Text passage: Begin

All became clear when the company entered administration in early May, news that did come as a severe shock. Sighs of relief were breathed later in the month when it was announced that it had been acquired by London-based investment company Breal Capital, thus ensuring the future of the brewery and preserving 150 jobs.
Somehow this all seemed a bit too convenient, and it must be remembered that the company’s shareholders and creditors – including HMRC – ended up losing all their money, while their lenders suffered a severe haircut. One very significant loss was that of the CAMRA Members’ Investment Club (CMIC), who at the last valuation held shares valued at £395,000, accounting for 2.39% of their whole fund and 13.57% of Black Sheep’s issued capital. As someone with a small holding in CMIC I have suffered a personal loss of a couple of hundred pounds.
I recently came across this blog by a disgruntled investor in Black Sheep who points out a long sequence of management failures and poor decisions. I have no knowledge of this beyond what has been publicly reported, but if even half of this is true it is extremely damning. In particular he points out that in 2016 Paul Theakston rejected an offer from Marston’s of £4 per share, whereas shortly before the company entered administration the price was only around £1.20. (Although, given Marston’s subsequent history, it’s unlikely that the brewery would have survived until now). He also suggests that, given their substantial holding, CMIC should have taken a more active role in monitoring the company’s fortunes.

Text passage: End
Record excerpts: Begin

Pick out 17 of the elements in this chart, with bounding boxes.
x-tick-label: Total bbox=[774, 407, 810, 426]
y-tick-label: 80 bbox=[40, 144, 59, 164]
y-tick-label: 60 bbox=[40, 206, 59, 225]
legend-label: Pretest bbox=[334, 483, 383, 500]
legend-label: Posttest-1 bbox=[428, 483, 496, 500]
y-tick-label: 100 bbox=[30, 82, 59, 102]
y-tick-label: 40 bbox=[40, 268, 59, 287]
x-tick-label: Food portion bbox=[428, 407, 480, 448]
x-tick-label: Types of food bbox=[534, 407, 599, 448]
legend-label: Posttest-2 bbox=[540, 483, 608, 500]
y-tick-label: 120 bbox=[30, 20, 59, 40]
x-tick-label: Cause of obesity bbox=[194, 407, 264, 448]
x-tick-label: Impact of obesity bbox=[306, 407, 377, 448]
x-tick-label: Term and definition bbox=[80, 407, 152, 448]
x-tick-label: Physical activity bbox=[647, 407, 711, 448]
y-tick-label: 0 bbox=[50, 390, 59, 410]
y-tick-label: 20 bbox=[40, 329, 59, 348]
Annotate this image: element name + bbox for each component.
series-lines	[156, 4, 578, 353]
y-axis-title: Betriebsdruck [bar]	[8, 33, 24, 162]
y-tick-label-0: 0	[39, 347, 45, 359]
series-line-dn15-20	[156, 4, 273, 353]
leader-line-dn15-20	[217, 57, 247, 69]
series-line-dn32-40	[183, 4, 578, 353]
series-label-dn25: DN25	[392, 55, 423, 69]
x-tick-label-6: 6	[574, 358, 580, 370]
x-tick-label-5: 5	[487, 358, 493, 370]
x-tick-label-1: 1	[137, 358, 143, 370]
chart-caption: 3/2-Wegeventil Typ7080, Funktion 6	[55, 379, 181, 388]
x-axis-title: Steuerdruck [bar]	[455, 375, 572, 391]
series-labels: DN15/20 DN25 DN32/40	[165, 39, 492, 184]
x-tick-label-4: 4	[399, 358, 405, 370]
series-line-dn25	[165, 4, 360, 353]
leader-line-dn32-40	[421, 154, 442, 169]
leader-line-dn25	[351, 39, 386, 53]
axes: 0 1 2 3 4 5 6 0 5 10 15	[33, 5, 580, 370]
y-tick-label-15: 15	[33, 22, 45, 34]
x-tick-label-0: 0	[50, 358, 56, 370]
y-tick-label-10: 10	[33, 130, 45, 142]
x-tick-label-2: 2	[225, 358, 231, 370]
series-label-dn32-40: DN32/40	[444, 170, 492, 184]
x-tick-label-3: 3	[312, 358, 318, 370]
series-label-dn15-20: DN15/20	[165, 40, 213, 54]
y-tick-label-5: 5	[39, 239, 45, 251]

Record excerpts: End

Required work:
**a.** Reproduce the part of the Black Sheep brewery text that opens with the words containing "All became clear" and closes with "preserving 150 jobs.".
**b.** Rewrite the paragraph of the Black Sheep brewery text that begins "Somehow this all seemed a bit too convenient" as a short list that keeps its main facts.
**c.** Write the next part of the Black Sheep brewery text, starting after its final sentence.

Responses:
**a.**
All became clear when the company entered administration in early May, news that did come as a severe shock. Sighs of relief were breathed later in the month when it was announced that it had been acquired by London-based investment company Breal Capital, thus ensuring the future of the brewery and preserving 150 jobs.

**b.**
- The rescue seemed a bit too convenient.
- Shareholders and creditors, including HMRC, lost all their money, and lenders took a severe haircut.
- The CAMRA Members' Investment Club (CMIC) was a major loser. At the last valuation its shares were worth £395,000, which was 2.39% of its whole fund and 13.57% of Black Sheep's issued capital.
- The writer, a small CMIC holder, lost a couple of hundred pounds.

**c.**
The directors blamed difficult trading conditions caused by Covid lockdowns and the “cost of living crisis” for the company’s failure. Yes, times were hard, but many other companies have survived without coming anywhere close to the brink. In most business failures, not just in the brewing sector, what brings companies down is not so much poor trading as excessive borrowing that leaves them dangerously exposed.
In such situations there are no magic solutions, and it is often a case of being caught between a rock and a hard place and having to make hard choices. The business and the jobs have been saved, but the investors and creditors have been hung out to try. And you do have to wonder whether “pre-pack” administrations of this kind are in practice a kind of get out of jail free card for incompetent or reckless directors.